▸ Stated goal
Every line of the data that contains the string "Sonntag" must be copied.

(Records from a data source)
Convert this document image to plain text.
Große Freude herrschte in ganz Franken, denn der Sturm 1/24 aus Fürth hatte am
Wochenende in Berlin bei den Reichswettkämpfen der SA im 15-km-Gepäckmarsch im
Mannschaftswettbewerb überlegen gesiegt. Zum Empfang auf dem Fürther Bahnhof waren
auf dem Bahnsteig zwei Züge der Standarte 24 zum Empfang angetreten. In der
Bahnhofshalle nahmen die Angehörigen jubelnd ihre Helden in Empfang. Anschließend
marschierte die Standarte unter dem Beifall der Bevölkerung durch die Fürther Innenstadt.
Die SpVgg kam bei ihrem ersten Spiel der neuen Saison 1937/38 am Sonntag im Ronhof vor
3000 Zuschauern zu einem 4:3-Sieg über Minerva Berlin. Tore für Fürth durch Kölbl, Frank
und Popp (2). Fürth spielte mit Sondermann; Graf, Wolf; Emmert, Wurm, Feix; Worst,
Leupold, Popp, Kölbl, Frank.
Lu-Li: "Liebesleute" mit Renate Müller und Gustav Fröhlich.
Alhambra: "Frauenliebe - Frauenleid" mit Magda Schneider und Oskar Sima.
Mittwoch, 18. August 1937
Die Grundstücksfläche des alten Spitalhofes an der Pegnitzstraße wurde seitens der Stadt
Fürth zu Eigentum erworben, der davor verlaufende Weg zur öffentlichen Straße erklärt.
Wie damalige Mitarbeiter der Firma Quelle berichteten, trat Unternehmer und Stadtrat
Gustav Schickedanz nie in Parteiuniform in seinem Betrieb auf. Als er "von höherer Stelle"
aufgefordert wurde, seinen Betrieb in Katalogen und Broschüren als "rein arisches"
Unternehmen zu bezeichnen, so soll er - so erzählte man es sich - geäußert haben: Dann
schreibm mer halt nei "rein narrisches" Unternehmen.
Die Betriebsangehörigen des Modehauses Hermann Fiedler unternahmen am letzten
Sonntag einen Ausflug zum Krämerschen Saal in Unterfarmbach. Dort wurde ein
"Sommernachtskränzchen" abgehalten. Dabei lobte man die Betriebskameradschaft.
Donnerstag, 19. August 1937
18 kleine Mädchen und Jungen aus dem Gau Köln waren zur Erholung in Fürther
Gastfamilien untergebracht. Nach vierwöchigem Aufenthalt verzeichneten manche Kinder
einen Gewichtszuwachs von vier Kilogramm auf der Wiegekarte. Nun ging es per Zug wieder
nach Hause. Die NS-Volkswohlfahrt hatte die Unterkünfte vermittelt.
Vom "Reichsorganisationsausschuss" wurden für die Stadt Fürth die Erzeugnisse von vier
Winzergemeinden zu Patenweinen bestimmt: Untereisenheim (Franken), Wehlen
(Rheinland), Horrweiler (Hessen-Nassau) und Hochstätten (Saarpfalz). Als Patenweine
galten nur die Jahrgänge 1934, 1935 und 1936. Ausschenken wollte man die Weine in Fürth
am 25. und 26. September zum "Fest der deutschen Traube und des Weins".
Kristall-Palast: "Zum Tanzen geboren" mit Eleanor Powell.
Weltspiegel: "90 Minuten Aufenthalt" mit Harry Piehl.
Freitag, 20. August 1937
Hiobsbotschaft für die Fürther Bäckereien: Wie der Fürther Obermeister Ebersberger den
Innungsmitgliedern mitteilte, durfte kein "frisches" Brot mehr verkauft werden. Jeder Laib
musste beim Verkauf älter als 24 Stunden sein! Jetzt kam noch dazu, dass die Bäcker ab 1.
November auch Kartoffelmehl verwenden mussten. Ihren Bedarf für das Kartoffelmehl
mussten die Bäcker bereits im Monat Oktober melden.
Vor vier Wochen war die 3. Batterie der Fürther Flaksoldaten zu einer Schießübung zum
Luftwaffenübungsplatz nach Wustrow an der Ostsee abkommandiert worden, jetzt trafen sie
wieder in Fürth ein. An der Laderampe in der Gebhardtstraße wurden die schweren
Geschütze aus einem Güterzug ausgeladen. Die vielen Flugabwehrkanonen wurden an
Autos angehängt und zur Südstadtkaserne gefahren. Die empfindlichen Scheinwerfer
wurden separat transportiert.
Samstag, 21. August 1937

▸ Response for this exercise
Die SpVgg kam bei ihrem ersten Spiel der neuen Saison 1937/38 am Sonntag im Ronhof vor
Sonntag einen Ausflug zum Krämerschen Saal in Unterfarmbach. Dort wurde ein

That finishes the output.